◆ **EXERCISE**
Pick out every line of the entries below where "séls" occurs, and copy those lines.

◆ **DATA SHOWN**

## START

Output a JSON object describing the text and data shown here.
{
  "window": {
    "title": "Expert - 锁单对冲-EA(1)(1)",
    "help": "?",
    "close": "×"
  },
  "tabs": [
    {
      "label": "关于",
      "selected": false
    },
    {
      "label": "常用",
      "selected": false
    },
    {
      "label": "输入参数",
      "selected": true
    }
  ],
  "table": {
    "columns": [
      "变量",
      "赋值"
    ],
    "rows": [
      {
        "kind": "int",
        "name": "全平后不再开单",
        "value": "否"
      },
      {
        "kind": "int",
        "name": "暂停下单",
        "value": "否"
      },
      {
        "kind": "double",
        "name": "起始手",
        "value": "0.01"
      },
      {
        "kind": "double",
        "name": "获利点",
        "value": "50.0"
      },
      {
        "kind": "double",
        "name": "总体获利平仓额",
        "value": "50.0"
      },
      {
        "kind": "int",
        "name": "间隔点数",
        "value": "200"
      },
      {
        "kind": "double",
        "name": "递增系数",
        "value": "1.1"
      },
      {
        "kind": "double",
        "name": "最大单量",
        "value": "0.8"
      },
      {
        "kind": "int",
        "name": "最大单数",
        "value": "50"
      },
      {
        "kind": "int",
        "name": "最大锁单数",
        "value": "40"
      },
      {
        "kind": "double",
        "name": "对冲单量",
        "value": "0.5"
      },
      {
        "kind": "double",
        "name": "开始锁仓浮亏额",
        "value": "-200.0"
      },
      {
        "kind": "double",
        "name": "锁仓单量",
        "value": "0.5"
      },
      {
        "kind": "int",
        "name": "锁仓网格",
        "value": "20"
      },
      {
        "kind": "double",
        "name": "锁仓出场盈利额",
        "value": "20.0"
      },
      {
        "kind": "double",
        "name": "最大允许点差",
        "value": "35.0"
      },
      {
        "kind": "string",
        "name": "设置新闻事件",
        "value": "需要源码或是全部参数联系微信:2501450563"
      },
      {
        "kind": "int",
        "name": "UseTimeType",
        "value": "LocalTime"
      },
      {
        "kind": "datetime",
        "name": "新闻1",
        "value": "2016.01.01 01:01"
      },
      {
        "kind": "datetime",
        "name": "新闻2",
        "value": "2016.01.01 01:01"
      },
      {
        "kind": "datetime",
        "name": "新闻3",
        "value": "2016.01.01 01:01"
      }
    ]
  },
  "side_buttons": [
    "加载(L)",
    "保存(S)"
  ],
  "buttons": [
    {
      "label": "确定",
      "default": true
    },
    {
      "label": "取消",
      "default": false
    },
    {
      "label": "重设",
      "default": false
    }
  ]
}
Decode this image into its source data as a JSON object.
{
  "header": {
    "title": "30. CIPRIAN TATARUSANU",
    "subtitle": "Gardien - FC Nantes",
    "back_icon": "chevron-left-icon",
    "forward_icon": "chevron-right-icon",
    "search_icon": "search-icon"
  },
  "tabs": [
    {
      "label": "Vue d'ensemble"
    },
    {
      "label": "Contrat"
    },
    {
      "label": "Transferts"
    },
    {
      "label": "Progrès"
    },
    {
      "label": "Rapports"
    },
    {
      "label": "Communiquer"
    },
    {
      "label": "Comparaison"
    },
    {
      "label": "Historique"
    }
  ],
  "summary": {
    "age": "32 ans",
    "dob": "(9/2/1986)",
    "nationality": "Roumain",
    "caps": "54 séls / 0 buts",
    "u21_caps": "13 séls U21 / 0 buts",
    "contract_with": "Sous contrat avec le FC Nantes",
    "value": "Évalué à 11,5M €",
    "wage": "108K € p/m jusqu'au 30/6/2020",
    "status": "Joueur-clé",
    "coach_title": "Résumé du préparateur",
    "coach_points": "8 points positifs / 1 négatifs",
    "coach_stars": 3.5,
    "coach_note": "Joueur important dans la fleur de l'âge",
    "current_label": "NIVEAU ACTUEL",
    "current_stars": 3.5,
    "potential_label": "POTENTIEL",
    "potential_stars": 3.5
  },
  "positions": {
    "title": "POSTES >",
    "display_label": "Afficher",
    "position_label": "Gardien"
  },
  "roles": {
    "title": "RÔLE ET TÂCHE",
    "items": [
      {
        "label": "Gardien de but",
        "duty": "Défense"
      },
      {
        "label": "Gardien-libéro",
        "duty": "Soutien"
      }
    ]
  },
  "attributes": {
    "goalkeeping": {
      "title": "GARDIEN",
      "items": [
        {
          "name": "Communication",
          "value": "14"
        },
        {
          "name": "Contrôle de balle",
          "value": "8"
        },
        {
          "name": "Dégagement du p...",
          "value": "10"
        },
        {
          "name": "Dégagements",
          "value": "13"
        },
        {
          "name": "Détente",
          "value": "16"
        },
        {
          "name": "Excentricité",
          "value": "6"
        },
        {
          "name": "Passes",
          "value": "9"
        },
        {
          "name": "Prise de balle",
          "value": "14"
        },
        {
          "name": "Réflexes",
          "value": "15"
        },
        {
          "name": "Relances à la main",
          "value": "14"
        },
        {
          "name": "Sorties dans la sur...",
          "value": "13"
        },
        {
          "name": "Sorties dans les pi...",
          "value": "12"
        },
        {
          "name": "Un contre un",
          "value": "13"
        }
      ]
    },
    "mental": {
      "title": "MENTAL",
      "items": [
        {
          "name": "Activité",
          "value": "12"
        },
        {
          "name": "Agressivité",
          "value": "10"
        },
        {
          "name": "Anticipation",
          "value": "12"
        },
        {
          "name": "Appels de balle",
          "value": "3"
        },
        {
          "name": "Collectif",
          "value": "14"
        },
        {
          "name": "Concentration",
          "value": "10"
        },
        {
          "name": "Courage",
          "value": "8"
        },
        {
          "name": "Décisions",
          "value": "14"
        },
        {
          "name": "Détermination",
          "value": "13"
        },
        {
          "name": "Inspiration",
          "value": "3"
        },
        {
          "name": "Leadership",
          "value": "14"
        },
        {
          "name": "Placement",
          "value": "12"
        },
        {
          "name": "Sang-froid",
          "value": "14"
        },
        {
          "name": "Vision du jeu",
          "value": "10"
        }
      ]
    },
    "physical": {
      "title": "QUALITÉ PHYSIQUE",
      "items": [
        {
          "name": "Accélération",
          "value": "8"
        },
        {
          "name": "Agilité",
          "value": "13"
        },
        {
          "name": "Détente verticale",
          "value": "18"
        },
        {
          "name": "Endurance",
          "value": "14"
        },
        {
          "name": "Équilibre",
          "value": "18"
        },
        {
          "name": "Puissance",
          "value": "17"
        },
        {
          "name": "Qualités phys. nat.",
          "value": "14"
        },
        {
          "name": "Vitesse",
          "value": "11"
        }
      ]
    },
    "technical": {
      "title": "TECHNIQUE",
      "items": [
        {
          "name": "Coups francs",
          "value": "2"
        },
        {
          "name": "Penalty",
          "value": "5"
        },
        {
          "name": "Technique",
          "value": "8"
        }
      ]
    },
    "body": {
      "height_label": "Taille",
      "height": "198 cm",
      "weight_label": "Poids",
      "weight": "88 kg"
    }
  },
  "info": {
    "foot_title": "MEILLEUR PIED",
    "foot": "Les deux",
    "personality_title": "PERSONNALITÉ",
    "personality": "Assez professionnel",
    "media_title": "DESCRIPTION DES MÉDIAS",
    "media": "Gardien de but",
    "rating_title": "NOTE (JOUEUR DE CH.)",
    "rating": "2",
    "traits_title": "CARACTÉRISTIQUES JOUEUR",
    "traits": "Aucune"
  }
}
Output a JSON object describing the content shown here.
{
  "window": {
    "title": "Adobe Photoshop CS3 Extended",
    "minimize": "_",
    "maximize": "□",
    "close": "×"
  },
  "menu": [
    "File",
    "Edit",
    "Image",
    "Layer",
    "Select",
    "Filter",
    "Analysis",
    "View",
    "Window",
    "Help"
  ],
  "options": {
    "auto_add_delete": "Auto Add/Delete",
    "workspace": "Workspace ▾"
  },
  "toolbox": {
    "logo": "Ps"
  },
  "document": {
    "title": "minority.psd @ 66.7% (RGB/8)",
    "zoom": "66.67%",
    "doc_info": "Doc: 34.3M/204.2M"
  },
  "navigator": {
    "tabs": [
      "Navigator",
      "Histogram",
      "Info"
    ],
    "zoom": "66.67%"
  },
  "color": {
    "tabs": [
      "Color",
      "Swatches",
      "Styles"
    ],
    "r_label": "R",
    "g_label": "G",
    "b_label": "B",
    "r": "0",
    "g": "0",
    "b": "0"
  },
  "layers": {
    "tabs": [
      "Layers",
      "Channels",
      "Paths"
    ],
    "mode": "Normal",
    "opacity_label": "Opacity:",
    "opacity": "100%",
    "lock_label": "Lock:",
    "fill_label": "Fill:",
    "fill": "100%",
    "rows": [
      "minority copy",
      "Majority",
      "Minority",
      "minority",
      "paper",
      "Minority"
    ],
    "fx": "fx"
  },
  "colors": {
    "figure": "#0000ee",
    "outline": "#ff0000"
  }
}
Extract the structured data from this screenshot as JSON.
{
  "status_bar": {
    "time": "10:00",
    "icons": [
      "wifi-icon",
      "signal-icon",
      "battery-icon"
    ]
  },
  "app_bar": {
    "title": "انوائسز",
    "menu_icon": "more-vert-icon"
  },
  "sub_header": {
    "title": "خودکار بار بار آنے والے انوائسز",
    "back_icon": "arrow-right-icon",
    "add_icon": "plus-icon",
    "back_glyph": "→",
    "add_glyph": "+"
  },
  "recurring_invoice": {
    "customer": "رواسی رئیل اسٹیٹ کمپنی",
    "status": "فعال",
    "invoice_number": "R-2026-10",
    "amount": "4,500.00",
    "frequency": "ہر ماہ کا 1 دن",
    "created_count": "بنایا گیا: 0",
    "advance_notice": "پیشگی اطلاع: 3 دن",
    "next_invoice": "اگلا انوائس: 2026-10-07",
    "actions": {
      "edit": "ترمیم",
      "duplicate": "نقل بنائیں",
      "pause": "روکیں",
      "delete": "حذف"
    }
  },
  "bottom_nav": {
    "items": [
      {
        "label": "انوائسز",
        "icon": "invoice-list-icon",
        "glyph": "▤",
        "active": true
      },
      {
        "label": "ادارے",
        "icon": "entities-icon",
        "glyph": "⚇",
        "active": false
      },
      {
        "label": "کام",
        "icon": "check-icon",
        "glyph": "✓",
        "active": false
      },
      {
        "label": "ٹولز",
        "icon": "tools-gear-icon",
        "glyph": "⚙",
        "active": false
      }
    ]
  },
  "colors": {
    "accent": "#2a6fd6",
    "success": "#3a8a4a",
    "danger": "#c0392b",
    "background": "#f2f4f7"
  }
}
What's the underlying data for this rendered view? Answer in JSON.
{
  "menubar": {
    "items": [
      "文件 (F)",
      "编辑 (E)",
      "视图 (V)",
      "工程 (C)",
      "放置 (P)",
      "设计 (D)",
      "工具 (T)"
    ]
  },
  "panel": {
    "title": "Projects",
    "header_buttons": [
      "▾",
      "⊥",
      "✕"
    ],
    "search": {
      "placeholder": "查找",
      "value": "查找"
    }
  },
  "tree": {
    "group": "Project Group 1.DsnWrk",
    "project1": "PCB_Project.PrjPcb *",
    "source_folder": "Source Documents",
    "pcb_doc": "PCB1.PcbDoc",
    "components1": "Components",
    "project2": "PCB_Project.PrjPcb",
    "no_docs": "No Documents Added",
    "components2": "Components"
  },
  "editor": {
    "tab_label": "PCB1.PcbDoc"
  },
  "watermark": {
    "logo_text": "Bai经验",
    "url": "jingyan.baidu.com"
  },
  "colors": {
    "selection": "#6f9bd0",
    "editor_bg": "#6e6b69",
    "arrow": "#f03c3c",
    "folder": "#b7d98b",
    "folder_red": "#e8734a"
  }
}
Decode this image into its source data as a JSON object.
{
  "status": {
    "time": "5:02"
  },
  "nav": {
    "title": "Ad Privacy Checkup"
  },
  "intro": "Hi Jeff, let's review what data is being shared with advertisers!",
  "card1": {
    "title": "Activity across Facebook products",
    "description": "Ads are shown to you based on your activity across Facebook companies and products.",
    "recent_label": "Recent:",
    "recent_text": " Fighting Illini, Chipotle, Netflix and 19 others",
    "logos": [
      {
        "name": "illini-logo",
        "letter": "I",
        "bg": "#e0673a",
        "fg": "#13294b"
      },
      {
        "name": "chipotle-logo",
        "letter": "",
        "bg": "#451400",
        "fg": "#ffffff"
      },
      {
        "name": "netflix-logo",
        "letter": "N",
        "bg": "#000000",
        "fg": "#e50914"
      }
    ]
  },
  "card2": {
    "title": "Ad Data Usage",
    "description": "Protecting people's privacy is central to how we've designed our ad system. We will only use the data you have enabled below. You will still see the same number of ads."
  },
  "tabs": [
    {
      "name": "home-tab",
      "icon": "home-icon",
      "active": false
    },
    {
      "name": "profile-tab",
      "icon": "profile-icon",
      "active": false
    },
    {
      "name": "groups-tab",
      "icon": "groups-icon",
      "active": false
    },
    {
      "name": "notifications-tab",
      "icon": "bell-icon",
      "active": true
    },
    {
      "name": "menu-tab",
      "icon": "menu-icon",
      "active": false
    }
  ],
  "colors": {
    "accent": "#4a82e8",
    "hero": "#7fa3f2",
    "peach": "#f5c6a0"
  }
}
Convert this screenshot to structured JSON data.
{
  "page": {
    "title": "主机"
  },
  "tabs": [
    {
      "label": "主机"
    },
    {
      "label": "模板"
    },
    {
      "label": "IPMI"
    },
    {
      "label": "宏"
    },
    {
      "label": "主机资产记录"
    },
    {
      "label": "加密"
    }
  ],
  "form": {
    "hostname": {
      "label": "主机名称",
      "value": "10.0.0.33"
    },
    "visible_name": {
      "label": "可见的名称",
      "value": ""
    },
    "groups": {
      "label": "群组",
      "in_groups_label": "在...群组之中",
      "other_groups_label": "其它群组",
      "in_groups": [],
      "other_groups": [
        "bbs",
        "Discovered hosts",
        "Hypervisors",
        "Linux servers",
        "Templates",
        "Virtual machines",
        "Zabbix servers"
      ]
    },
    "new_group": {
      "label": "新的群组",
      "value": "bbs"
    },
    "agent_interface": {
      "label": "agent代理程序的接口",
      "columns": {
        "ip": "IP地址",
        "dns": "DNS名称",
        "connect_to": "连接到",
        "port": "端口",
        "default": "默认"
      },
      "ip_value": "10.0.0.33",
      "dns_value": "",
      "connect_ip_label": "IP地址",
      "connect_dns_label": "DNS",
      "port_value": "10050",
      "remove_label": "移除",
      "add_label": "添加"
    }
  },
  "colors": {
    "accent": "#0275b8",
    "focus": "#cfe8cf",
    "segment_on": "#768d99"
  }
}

## END

◆ **ANSWER TO THIS TASK**
    "caps": "54 séls / 0 buts",
    "u21_caps": "13 séls U21 / 0 buts",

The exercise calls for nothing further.